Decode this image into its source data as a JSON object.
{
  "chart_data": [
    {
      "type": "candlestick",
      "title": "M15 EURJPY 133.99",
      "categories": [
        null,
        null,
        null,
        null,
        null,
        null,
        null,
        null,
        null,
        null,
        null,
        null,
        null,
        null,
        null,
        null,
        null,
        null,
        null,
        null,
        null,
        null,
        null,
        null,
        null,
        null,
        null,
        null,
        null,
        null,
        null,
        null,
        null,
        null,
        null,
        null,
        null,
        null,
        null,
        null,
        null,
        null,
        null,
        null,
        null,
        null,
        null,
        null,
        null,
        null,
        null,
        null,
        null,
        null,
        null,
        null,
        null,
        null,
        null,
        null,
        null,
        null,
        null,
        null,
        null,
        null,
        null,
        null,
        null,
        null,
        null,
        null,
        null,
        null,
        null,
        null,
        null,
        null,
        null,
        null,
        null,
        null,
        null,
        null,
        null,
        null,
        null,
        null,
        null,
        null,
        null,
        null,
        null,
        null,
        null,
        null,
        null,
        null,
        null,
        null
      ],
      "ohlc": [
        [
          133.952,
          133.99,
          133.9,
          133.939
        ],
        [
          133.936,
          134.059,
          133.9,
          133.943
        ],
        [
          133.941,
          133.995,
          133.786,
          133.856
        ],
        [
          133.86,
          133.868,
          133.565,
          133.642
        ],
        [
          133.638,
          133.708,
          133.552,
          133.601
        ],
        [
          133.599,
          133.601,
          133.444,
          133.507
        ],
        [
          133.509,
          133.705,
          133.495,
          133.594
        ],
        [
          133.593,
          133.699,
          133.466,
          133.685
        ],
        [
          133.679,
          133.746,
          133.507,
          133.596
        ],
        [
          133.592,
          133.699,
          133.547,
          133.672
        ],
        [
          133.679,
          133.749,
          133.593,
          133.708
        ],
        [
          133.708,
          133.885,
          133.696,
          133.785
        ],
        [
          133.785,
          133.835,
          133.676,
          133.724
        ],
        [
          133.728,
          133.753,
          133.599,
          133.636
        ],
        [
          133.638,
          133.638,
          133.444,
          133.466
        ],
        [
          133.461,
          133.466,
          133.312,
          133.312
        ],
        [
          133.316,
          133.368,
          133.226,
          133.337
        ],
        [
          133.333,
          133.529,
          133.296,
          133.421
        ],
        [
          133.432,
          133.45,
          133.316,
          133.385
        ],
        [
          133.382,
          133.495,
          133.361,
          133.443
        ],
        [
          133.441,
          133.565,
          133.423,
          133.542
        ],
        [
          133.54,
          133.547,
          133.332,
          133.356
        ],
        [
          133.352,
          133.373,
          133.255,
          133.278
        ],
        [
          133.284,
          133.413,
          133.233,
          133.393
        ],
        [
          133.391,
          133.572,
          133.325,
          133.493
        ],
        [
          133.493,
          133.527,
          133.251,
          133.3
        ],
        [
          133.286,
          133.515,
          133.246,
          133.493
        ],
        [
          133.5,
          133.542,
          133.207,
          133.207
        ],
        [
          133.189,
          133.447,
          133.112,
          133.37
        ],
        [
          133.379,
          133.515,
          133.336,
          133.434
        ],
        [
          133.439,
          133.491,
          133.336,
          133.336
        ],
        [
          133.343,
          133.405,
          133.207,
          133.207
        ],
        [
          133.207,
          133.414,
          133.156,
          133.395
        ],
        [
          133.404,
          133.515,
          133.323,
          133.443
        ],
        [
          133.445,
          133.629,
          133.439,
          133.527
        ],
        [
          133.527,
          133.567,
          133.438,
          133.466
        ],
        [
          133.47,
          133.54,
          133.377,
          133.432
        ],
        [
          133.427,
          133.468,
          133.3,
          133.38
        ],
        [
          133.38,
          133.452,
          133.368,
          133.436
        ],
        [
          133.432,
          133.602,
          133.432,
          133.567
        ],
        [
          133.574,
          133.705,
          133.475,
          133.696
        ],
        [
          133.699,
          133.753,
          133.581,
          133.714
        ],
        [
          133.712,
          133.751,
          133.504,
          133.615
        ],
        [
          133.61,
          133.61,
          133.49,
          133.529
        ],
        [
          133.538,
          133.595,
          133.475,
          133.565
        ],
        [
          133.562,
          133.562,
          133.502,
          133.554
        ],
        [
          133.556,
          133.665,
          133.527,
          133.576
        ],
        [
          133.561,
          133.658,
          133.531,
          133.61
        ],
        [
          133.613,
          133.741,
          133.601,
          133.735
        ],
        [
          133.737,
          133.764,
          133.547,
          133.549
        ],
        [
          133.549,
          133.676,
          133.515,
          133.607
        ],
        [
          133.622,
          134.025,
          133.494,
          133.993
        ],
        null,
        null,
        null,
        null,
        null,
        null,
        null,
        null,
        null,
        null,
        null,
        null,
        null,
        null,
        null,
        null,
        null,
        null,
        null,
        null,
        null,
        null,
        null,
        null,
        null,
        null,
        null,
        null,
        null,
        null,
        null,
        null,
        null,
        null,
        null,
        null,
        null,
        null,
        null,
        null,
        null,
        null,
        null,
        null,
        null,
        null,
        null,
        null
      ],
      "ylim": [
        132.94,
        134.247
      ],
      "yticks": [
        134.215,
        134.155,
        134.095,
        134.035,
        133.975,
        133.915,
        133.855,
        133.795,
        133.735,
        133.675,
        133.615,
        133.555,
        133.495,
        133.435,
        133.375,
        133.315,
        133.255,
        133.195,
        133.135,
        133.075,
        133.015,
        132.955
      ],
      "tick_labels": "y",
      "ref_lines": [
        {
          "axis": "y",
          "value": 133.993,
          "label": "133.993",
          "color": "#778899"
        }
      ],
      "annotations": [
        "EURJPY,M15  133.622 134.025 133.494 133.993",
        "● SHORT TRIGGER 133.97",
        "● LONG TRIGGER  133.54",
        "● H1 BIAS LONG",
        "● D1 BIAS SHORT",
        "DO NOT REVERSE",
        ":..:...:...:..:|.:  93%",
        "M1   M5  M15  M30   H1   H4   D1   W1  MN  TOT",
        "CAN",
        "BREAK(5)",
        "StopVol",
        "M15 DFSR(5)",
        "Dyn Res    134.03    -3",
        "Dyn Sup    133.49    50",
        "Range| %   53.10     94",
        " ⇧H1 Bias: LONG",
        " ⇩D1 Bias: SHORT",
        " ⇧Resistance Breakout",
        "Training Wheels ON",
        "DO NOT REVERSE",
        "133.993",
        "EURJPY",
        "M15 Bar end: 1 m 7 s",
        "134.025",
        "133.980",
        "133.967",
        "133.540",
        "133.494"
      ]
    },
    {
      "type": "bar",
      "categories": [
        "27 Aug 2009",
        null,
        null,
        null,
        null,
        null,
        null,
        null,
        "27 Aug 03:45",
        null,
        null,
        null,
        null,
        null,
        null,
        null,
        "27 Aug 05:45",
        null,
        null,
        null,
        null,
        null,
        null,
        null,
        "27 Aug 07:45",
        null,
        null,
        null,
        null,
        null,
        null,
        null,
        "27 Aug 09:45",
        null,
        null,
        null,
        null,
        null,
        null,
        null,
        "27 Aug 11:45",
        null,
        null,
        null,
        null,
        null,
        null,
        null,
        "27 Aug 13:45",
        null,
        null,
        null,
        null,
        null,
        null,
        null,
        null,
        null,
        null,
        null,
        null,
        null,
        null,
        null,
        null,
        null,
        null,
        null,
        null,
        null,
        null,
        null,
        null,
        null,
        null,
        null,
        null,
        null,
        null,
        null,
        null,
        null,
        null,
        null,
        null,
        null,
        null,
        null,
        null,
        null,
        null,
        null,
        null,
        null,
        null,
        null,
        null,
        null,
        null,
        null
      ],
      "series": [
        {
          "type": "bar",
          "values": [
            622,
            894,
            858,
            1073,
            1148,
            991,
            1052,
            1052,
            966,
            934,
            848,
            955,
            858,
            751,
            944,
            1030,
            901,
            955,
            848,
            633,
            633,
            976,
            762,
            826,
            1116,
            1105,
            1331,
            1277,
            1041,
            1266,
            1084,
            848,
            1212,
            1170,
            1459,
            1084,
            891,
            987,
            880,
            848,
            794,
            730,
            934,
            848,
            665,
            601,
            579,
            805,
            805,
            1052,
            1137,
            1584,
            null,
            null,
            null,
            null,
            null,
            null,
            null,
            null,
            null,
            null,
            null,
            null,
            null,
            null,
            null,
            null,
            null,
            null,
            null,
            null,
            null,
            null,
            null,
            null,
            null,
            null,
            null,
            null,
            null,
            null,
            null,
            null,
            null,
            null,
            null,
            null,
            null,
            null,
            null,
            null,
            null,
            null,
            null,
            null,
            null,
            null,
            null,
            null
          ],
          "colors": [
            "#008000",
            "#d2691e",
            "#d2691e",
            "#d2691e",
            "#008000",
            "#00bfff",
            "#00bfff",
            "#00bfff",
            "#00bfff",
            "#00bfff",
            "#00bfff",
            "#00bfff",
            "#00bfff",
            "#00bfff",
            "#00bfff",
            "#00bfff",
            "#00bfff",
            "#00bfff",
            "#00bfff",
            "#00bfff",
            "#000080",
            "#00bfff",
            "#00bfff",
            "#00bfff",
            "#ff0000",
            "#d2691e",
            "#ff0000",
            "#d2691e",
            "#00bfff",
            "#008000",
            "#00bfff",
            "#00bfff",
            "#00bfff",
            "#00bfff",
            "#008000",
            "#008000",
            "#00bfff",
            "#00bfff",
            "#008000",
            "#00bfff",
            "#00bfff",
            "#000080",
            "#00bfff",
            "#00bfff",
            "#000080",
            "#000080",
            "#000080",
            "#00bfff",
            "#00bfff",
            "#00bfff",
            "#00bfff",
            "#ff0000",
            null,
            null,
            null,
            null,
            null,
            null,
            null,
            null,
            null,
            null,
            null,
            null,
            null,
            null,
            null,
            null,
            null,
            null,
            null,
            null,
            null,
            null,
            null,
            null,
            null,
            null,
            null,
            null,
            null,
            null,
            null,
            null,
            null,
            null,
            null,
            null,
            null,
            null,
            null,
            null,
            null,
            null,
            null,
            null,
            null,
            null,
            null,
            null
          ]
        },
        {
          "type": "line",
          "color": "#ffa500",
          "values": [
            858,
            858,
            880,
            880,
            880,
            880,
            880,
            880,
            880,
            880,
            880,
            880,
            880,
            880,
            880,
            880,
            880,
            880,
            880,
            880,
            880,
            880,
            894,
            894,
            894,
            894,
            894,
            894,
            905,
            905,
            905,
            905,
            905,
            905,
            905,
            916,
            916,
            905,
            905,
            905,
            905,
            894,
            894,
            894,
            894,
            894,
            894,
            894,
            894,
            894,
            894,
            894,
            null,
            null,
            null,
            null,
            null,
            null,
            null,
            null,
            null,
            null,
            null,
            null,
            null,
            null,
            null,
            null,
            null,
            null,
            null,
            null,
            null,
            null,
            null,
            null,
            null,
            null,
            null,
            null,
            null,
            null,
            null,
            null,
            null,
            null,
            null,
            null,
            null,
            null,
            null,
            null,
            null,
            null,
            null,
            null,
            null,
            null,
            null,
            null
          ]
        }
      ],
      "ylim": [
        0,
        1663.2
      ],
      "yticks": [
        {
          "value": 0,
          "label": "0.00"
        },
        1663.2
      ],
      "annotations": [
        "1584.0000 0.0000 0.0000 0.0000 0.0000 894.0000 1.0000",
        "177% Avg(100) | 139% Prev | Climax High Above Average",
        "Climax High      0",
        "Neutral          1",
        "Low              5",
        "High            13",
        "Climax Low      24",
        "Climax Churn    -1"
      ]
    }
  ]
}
· · ·
INSTRUCTION ▸
Show every line from the entries above in which "LONG" appears.

RESPONSE TO THIS EXERCISE ▸
        "● LONG TRIGGER  133.54",
        "● H1 BIAS LONG",
        " ⇧H1 Bias: LONG",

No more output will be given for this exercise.